Set problem >> All entries must be extracted exactly, with nothing added or dropped.
start Supplied entries
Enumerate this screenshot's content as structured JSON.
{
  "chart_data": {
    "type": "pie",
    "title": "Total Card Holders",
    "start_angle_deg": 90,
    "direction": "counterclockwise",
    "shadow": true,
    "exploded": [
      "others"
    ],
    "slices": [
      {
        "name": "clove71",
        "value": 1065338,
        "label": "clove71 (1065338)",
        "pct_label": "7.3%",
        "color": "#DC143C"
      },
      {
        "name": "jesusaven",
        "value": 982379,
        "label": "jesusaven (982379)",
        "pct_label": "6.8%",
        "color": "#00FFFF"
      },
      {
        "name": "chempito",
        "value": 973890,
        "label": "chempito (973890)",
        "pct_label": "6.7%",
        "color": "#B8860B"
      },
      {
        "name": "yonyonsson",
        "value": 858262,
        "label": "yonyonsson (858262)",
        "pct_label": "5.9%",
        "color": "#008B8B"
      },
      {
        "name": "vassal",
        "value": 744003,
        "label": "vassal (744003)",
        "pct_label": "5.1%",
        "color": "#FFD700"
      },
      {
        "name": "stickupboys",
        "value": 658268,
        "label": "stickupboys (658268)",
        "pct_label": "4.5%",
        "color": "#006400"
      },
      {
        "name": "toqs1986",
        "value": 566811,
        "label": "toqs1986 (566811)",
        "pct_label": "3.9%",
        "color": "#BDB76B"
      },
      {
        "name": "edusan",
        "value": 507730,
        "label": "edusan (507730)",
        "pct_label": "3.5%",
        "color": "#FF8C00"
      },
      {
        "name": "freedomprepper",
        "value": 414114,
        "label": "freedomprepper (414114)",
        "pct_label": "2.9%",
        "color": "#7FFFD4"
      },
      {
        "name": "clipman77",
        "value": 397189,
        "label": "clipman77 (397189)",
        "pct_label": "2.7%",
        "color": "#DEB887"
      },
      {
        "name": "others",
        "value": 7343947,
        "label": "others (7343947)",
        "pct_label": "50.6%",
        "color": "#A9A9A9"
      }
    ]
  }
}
end Supplied entries
Response to the task >>
Enumerate this screenshot's content as structured JSON.
{
  "chart_data": {
    "type": "pie",
    "title": "Total Card Holders",
    "start_angle_deg": 90,
    "direction": "counterclockwise",
    "shadow": true,
    "exploded": [
      "others"
    ],
    "slices": [
      {
        "name": "clove71",
        "value": 1065338,
        "label": "clove71 (1065338)",
        "pct_label": "7.3%",
        "color": "#DC143C"
      },
      {
        "name": "jesusaven",
        "value": 982379,
        "label": "jesusaven (982379)",
        "pct_label": "6.8%",
        "color": "#00FFFF"
      },
      {
        "name": "chempito",
        "value": 973890,
        "label": "chempito (973890)",
        "pct_label": "6.7%",
        "color": "#B8860B"
      },
      {
        "name": "yonyonsson",
        "value": 858262,
        "label": "yonyonsson (858262)",
        "pct_label": "5.9%",
        "color": "#008B8B"
      },
      {
        "name": "vassal",
        "value": 744003,
        "label": "vassal (744003)",
        "pct_label": "5.1%",
        "color": "#FFD700"
      },
      {
        "name": "stickupboys",
        "value": 658268,
        "label": "stickupboys (658268)",
        "pct_label": "4.5%",
        "color": "#006400"
      },
      {
        "name": "toqs1986",
        "value": 566811,
        "label": "toqs1986 (566811)",
        "pct_label": "3.9%",
        "color": "#BDB76B"
      },
      {
        "name": "edusan",
        "value": 507730,
        "label": "edusan (507730)",
        "pct_label": "3.5%",
        "color": "#FF8C00"
      },
      {
        "name": "freedomprepper",
        "value": 414114,
        "label": "freedomprepper (414114)",
        "pct_label": "2.9%",
        "color": "#7FFFD4"
      },
      {
        "name": "clipman77",
        "value": 397189,
        "label": "clipman77 (397189)",
        "pct_label": "2.7%",
        "color": "#DEB887"
      },
      {
        "name": "others",
        "value": 7343947,
        "label": "others (7343947)",
        "pct_label": "50.6%",
        "color": "#A9A9A9"
      }
    ]
  }
}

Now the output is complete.